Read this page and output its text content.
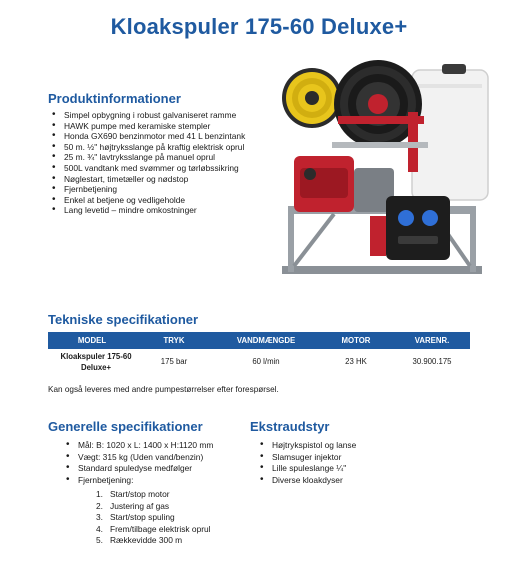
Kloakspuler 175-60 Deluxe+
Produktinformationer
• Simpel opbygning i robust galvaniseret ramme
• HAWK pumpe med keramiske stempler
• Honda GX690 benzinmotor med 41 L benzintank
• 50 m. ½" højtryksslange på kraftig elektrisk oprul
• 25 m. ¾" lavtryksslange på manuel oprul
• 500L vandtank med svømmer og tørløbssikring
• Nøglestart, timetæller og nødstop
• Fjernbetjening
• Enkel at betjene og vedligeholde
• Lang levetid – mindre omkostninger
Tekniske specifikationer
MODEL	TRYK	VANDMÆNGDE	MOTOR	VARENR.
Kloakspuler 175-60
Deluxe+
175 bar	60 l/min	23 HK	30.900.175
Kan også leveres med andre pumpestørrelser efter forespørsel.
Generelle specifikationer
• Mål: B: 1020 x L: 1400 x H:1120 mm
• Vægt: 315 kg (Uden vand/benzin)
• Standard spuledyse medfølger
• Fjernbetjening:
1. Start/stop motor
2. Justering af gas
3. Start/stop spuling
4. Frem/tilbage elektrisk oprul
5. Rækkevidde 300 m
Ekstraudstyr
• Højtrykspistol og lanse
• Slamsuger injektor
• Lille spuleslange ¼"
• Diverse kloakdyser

◇ ◇ ◇

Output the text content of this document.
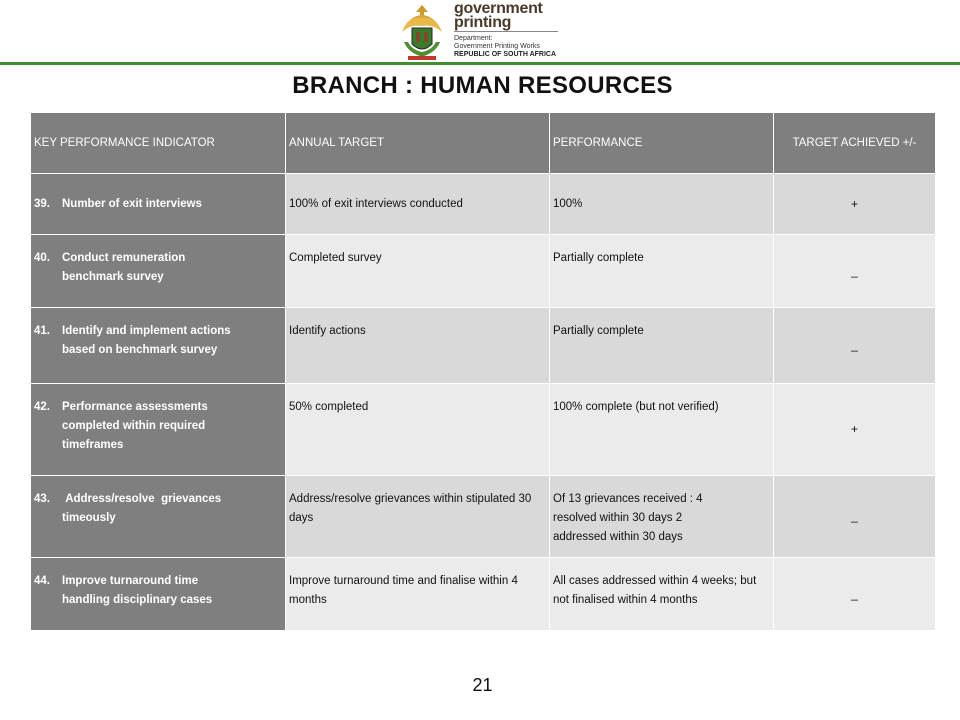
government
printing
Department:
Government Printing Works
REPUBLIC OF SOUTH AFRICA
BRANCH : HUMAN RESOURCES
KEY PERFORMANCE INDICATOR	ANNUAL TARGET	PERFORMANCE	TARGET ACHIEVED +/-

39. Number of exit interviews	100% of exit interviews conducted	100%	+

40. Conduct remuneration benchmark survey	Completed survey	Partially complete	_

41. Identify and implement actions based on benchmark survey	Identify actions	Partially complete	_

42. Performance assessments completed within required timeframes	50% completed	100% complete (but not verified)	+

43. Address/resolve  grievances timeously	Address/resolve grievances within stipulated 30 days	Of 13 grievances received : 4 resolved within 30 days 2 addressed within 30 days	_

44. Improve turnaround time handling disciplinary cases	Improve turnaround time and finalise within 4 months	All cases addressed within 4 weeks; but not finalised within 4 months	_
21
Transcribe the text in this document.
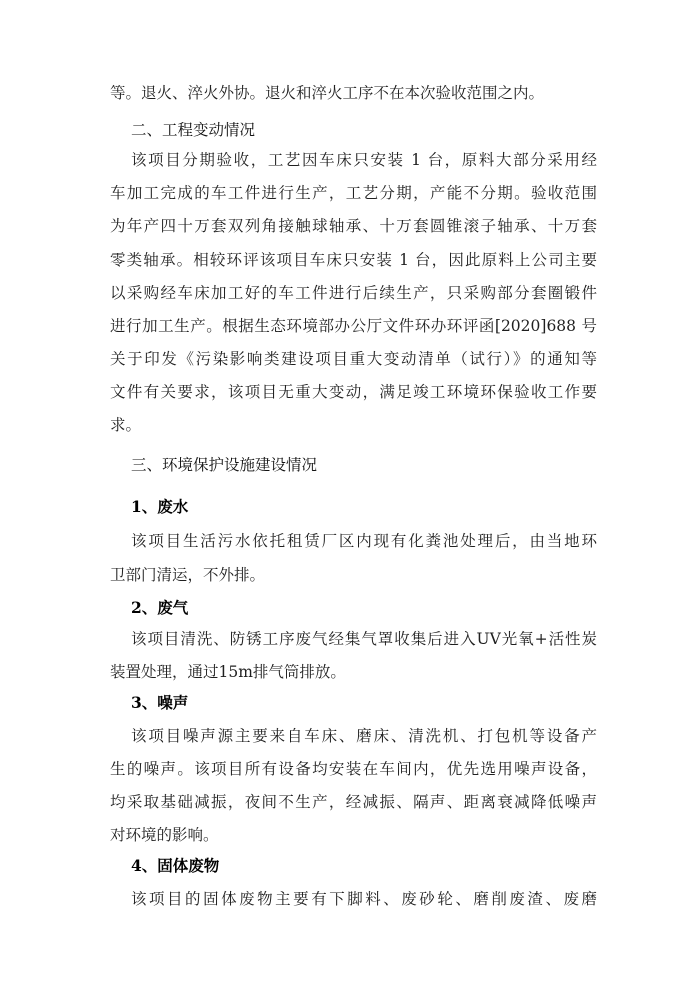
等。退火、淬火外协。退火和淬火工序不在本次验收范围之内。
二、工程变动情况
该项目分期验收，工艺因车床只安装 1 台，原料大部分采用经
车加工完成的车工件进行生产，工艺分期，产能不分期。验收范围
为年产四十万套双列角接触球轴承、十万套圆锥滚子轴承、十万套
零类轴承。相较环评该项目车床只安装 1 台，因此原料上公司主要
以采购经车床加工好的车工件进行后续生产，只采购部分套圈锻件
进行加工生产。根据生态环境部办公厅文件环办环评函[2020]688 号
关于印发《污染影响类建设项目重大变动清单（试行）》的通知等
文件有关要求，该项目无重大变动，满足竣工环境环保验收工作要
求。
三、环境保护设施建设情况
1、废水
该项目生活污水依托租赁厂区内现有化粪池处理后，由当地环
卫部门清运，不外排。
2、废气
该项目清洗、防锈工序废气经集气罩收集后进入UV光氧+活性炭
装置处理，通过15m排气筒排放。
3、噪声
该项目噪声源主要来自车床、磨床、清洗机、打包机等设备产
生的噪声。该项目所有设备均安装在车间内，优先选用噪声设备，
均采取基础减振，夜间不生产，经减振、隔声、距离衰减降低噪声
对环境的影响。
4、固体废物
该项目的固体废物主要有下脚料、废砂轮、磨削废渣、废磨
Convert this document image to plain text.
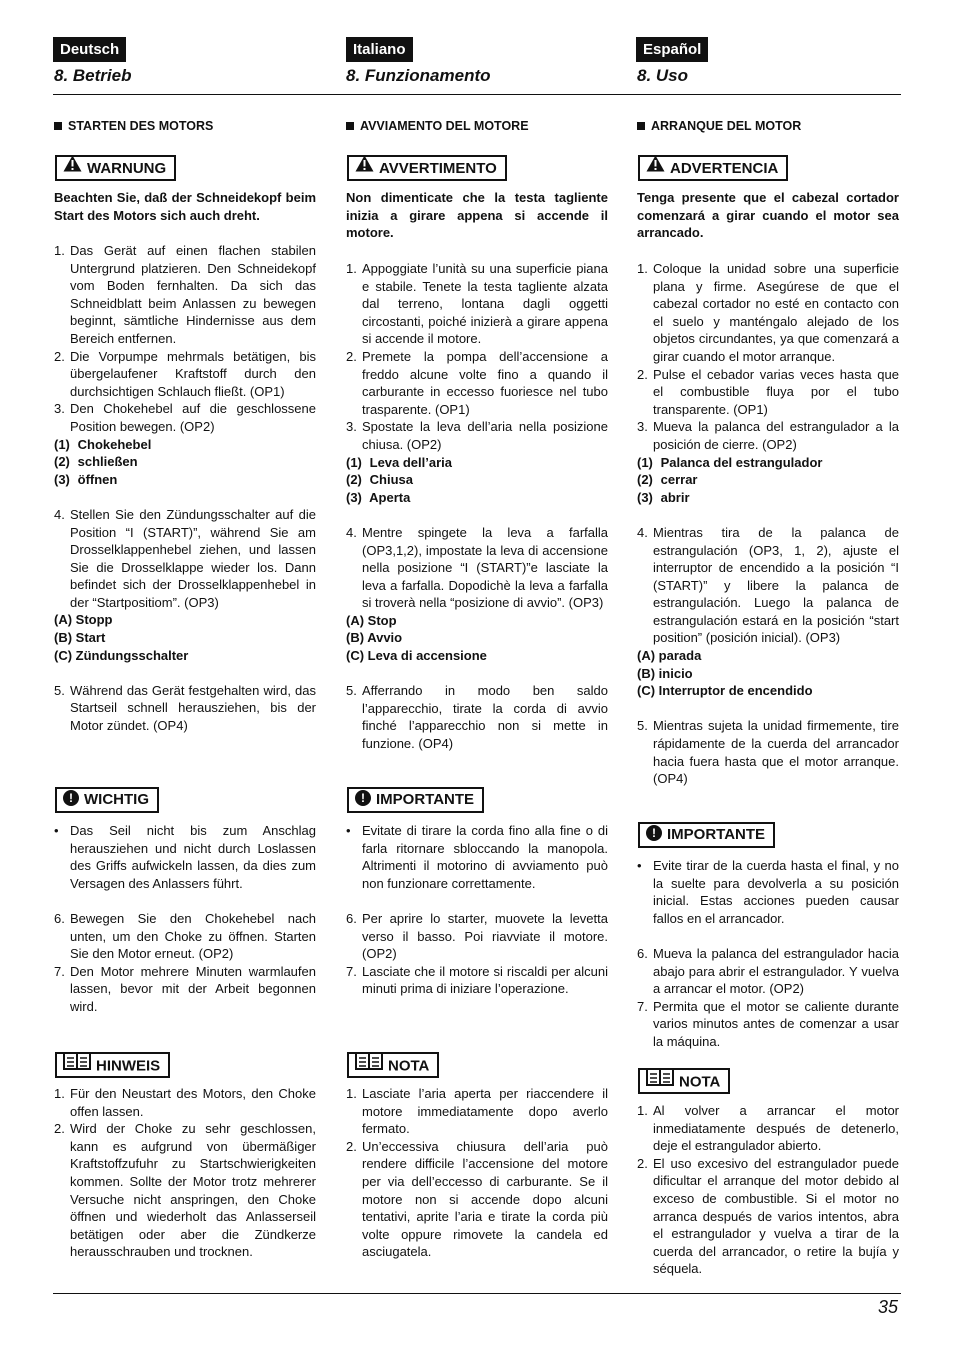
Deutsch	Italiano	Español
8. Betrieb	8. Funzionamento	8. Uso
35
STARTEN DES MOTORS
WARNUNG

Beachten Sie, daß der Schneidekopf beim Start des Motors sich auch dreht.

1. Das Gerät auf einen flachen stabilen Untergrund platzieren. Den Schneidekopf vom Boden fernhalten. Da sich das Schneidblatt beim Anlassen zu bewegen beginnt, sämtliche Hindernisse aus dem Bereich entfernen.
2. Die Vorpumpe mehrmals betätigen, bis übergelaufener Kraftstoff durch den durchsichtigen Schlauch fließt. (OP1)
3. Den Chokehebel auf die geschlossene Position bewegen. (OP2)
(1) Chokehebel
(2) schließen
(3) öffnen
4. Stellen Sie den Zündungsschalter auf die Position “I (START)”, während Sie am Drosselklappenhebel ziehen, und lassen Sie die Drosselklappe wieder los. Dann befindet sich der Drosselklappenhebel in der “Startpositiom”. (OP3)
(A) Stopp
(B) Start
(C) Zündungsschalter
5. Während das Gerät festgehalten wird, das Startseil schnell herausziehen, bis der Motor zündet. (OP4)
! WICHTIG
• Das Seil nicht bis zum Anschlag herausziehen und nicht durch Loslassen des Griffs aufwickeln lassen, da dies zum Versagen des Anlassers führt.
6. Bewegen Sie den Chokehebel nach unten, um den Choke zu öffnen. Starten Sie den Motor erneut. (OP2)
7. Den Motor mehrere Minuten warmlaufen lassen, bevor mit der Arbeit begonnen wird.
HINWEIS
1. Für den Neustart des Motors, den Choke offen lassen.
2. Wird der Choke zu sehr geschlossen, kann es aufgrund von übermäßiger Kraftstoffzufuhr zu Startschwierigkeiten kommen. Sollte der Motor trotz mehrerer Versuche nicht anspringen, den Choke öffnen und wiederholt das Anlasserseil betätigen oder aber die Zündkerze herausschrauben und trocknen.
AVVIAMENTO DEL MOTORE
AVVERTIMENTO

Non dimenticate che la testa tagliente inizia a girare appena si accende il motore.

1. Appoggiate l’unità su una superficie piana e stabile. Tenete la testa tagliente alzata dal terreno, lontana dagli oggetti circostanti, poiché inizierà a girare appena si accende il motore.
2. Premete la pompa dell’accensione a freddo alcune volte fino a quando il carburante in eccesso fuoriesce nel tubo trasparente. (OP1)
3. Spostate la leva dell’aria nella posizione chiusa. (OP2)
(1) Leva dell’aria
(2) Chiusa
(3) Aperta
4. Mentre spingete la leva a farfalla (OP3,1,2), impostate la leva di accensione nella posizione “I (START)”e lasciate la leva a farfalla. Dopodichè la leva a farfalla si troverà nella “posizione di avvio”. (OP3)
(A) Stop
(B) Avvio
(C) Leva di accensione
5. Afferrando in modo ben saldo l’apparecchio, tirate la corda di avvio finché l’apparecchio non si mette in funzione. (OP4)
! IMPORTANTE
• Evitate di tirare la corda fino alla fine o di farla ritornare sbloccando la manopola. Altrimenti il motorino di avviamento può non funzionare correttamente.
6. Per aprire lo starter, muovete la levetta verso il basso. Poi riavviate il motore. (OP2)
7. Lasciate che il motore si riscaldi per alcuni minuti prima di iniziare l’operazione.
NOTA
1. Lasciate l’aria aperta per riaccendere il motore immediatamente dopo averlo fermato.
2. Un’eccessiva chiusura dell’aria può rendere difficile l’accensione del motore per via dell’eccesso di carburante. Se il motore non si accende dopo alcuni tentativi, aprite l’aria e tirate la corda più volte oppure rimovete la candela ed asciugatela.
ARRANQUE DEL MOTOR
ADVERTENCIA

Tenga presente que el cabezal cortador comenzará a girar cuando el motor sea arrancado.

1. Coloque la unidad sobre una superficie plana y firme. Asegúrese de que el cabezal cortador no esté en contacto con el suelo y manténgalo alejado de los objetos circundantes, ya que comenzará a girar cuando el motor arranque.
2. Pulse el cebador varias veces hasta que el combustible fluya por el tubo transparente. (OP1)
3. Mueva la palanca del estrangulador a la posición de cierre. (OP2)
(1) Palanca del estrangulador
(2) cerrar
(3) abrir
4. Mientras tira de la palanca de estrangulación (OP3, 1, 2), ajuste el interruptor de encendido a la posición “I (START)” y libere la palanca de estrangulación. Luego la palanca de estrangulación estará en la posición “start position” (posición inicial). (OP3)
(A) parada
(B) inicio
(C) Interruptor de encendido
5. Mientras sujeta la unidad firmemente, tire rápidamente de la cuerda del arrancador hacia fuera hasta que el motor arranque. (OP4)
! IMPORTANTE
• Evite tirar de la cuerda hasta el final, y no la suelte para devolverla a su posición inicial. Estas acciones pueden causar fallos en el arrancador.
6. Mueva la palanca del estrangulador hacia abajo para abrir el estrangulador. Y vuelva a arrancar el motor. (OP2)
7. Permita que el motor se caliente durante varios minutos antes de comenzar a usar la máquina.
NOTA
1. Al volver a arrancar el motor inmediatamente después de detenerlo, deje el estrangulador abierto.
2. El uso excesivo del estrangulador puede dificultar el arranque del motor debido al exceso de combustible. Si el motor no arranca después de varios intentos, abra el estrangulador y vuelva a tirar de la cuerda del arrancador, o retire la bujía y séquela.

◇ ◇ ◇

▶ _TASK_
Search the data for the word "addressed" and copy each line where it appears.

▶ _ANSWER FOR THIS EXERCISE_
43. Address/resolve  grievances timeously	Address/resolve grievances within stipulated 30 days	Of 13 grievances received : 4 resolved within 30 days 2 addressed within 30 days	_
44. Improve turnaround time handling disciplinary cases	Improve turnaround time and finalise within 4 months	All cases addressed within 4 weeks; but not finalised within 4 months	_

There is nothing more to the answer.